Task brief:
Tell how many lines have the string "warning" in them, and write nothing besides the number.

Data lines:

------------------------------------

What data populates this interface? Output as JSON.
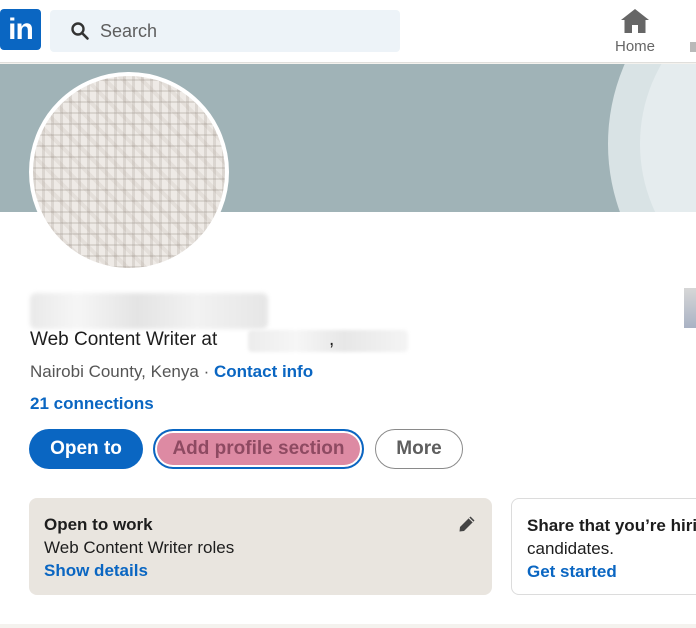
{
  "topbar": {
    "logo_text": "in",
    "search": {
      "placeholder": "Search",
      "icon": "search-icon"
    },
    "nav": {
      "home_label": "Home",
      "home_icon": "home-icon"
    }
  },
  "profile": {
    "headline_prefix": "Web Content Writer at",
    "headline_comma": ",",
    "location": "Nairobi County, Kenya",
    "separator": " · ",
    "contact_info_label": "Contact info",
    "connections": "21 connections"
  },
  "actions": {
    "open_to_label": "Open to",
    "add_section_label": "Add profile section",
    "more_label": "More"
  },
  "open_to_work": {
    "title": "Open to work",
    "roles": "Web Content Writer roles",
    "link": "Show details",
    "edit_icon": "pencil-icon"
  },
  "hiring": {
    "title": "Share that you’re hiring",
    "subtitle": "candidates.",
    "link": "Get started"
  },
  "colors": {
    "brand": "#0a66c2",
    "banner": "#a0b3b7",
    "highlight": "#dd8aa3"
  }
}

------------------------------------

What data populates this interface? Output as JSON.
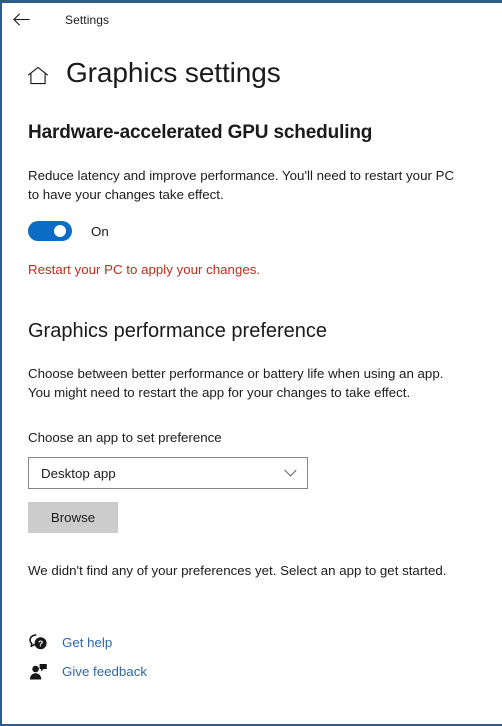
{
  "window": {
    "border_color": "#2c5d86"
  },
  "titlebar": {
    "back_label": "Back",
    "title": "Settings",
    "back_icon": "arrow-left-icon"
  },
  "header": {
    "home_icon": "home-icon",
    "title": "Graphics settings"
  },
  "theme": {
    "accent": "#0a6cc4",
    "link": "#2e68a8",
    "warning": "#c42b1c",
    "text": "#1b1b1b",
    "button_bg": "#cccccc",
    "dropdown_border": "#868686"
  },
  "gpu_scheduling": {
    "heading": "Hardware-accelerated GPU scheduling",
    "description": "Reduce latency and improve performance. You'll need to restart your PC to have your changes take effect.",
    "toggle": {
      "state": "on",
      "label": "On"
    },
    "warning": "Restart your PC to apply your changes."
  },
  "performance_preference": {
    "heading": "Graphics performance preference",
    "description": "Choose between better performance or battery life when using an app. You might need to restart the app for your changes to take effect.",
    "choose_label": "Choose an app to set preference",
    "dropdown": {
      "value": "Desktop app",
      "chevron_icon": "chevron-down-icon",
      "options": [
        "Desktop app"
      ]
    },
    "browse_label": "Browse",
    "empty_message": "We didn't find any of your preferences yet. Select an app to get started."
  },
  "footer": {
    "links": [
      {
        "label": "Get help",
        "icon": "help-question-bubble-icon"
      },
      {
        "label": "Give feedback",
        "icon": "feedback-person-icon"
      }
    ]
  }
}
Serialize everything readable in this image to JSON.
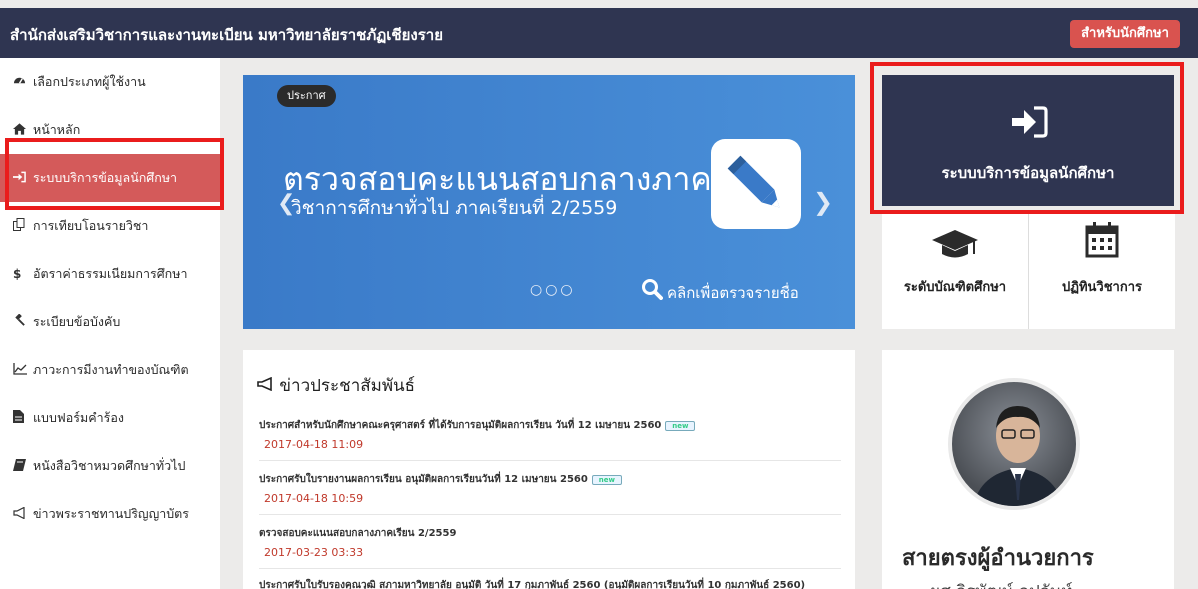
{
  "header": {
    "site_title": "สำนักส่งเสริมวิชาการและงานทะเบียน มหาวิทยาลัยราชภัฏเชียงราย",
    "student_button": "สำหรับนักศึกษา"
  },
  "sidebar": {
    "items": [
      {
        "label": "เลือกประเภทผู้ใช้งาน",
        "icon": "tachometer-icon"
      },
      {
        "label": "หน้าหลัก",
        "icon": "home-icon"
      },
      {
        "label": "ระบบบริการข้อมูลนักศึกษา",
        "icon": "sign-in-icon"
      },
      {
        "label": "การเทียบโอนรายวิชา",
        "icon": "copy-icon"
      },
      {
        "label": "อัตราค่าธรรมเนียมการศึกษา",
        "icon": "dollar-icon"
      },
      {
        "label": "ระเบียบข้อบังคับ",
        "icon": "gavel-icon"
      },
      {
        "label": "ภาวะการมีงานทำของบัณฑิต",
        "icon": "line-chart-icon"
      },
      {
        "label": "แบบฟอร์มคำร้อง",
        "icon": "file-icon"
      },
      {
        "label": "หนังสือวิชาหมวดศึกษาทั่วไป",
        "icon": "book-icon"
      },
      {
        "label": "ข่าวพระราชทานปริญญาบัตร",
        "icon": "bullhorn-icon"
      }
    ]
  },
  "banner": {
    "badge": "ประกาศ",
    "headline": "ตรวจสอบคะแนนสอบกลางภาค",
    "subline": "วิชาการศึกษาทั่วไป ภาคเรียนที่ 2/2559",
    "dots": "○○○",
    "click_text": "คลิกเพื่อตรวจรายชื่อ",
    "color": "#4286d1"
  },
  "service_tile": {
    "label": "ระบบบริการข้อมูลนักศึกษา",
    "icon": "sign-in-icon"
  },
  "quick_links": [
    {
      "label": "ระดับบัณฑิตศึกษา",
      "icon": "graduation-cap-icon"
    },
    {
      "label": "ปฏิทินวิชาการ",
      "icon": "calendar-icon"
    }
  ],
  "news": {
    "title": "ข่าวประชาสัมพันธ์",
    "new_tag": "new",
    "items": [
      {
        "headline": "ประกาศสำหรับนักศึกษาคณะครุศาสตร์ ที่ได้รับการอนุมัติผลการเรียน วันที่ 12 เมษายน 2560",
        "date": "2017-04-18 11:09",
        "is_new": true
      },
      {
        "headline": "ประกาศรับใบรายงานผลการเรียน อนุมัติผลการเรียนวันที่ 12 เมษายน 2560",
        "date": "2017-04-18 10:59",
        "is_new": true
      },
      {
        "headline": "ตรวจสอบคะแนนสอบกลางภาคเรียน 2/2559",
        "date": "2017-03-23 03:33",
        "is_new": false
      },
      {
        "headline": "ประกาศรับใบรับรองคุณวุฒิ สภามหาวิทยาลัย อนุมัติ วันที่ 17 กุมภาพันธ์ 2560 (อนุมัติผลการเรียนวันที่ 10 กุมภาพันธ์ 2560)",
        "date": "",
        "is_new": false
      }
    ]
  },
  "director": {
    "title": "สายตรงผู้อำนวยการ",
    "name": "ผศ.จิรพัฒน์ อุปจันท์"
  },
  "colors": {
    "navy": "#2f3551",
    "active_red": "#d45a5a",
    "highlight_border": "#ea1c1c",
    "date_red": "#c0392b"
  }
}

------------------------------------

Full solution:
2